* [Exercise requirements] Present the following entries again, word for word and in full.

======== Data listing ========

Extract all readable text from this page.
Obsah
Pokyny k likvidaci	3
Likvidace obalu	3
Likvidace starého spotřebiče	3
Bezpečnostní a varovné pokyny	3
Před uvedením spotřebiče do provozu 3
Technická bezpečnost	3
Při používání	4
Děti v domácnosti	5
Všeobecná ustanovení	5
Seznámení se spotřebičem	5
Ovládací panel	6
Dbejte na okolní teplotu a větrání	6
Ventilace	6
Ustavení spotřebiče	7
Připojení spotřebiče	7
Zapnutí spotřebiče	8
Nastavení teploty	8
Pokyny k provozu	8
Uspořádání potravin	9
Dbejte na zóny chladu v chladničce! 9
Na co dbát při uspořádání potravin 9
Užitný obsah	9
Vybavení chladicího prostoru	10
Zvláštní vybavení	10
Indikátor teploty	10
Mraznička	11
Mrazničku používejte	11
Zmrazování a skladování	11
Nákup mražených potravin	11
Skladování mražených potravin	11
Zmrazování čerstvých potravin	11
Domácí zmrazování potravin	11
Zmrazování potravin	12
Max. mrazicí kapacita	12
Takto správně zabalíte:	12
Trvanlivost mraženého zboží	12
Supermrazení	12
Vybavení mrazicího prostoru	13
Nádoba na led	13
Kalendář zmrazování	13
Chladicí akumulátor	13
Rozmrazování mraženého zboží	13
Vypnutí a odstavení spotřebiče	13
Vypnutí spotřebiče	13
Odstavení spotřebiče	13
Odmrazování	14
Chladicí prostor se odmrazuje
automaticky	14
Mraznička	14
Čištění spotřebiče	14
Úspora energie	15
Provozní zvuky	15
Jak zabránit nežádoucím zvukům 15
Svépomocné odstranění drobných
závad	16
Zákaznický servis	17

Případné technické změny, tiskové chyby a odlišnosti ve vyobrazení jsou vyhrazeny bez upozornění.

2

========

* [Solution to this problem]
Extract all readable text from this page.
Obsah
Pokyny k likvidaci	3
Likvidace obalu	3
Likvidace starého spotřebiče	3
Bezpečnostní a varovné pokyny	3
Před uvedením spotřebiče do provozu 3
Technická bezpečnost	3
Při používání	4
Děti v domácnosti	5
Všeobecná ustanovení	5
Seznámení se spotřebičem	5
Ovládací panel	6
Dbejte na okolní teplotu a větrání	6
Ventilace	6
Ustavení spotřebiče	7
Připojení spotřebiče	7
Zapnutí spotřebiče	8
Nastavení teploty	8
Pokyny k provozu	8
Uspořádání potravin	9
Dbejte na zóny chladu v chladničce! 9
Na co dbát při uspořádání potravin 9
Užitný obsah	9
Vybavení chladicího prostoru	10
Zvláštní vybavení	10
Indikátor teploty	10
Mraznička	11
Mrazničku používejte	11
Zmrazování a skladování	11
Nákup mražených potravin	11
Skladování mražených potravin	11
Zmrazování čerstvých potravin	11
Domácí zmrazování potravin	11
Zmrazování potravin	12
Max. mrazicí kapacita	12
Takto správně zabalíte:	12
Trvanlivost mraženého zboží	12
Supermrazení	12
Vybavení mrazicího prostoru	13
Nádoba na led	13
Kalendář zmrazování	13
Chladicí akumulátor	13
Rozmrazování mraženého zboží	13
Vypnutí a odstavení spotřebiče	13
Vypnutí spotřebiče	13
Odstavení spotřebiče	13
Odmrazování	14
Chladicí prostor se odmrazuje
automaticky	14
Mraznička	14
Čištění spotřebiče	14
Úspora energie	15
Provozní zvuky	15
Jak zabránit nežádoucím zvukům 15
Svépomocné odstranění drobných
závad	16
Zákaznický servis	17

Případné technické změny, tiskové chyby a odlišnosti ve vyobrazení jsou vyhrazeny bez upozornění.

2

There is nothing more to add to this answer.